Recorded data
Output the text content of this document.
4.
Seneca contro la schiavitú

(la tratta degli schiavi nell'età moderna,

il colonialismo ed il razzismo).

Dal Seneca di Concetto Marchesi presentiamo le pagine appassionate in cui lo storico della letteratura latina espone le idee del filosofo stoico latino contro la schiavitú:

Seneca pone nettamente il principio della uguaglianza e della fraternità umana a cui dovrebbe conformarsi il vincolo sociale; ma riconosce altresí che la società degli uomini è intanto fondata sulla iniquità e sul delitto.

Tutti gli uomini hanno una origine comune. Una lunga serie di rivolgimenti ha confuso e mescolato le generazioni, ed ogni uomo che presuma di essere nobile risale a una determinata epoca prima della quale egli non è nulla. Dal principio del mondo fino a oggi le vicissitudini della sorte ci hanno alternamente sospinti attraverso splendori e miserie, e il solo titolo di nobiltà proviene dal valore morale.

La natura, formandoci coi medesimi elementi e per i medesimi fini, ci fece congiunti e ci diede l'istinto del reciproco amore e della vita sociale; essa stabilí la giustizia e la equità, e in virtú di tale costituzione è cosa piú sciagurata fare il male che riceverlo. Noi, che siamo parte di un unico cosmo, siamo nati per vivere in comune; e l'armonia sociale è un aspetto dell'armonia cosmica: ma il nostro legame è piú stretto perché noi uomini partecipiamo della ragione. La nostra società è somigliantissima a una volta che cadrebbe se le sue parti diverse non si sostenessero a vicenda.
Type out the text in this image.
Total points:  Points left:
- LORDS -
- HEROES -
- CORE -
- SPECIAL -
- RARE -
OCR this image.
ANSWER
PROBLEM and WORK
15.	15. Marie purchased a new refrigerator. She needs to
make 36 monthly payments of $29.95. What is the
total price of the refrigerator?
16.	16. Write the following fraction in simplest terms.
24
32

TASK DETAILS: Tally the lines of the data that contain the string "sociale" and report the total alone.

IN RESPONSE: 2